>> Begin Input records

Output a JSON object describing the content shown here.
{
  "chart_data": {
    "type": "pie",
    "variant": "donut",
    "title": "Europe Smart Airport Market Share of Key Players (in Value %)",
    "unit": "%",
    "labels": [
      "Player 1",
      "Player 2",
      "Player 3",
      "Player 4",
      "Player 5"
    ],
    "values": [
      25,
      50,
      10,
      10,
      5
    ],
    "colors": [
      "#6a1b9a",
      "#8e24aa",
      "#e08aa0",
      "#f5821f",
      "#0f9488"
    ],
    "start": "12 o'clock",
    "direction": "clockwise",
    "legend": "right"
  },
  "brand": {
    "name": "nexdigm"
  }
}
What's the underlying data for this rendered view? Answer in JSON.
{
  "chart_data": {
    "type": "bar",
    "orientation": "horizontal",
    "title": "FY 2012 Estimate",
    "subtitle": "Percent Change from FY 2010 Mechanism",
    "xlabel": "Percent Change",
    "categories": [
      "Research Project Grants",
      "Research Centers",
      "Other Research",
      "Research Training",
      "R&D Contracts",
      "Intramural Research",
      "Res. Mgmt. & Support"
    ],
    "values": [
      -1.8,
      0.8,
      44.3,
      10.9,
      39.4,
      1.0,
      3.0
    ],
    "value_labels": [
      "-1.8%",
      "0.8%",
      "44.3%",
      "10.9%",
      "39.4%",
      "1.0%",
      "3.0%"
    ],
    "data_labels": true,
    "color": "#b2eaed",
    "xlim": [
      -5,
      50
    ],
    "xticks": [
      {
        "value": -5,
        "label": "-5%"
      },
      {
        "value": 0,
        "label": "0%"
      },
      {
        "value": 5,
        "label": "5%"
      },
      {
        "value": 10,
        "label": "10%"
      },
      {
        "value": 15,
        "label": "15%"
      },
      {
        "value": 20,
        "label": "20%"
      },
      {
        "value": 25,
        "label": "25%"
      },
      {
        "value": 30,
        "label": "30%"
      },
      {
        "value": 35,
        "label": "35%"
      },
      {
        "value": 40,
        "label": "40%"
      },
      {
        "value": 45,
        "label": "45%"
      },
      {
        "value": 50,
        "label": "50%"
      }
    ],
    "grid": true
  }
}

>> End Input records

## Your instructions
Go through the material above line by line and copy it exactly.

## Full response
Output a JSON object describing the content shown here.
{
  "chart_data": {
    "type": "pie",
    "variant": "donut",
    "title": "Europe Smart Airport Market Share of Key Players (in Value %)",
    "unit": "%",
    "labels": [
      "Player 1",
      "Player 2",
      "Player 3",
      "Player 4",
      "Player 5"
    ],
    "values": [
      25,
      50,
      10,
      10,
      5
    ],
    "colors": [
      "#6a1b9a",
      "#8e24aa",
      "#e08aa0",
      "#f5821f",
      "#0f9488"
    ],
    "start": "12 o'clock",
    "direction": "clockwise",
    "legend": "right"
  },
  "brand": {
    "name": "nexdigm"
  }
}
What's the underlying data for this rendered view? Answer in JSON.
{
  "chart_data": {
    "type": "bar",
    "orientation": "horizontal",
    "title": "FY 2012 Estimate",
    "subtitle": "Percent Change from FY 2010 Mechanism",
    "xlabel": "Percent Change",
    "categories": [
      "Research Project Grants",
      "Research Centers",
      "Other Research",
      "Research Training",
      "R&D Contracts",
      "Intramural Research",
      "Res. Mgmt. & Support"
    ],
    "values": [
      -1.8,
      0.8,
      44.3,
      10.9,
      39.4,
      1.0,
      3.0
    ],
    "value_labels": [
      "-1.8%",
      "0.8%",
      "44.3%",
      "10.9%",
      "39.4%",
      "1.0%",
      "3.0%"
    ],
    "data_labels": true,
    "color": "#b2eaed",
    "xlim": [
      -5,
      50
    ],
    "xticks": [
      {
        "value": -5,
        "label": "-5%"
      },
      {
        "value": 0,
        "label": "0%"
      },
      {
        "value": 5,
        "label": "5%"
      },
      {
        "value": 10,
        "label": "10%"
      },
      {
        "value": 15,
        "label": "15%"
      },
      {
        "value": 20,
        "label": "20%"
      },
      {
        "value": 25,
        "label": "25%"
      },
      {
        "value": 30,
        "label": "30%"
      },
      {
        "value": 35,
        "label": "35%"
      },
      {
        "value": 40,
        "label": "40%"
      },
      {
        "value": 45,
        "label": "45%"
      },
      {
        "value": 50,
        "label": "50%"
      }
    ],
    "grid": true
  }
}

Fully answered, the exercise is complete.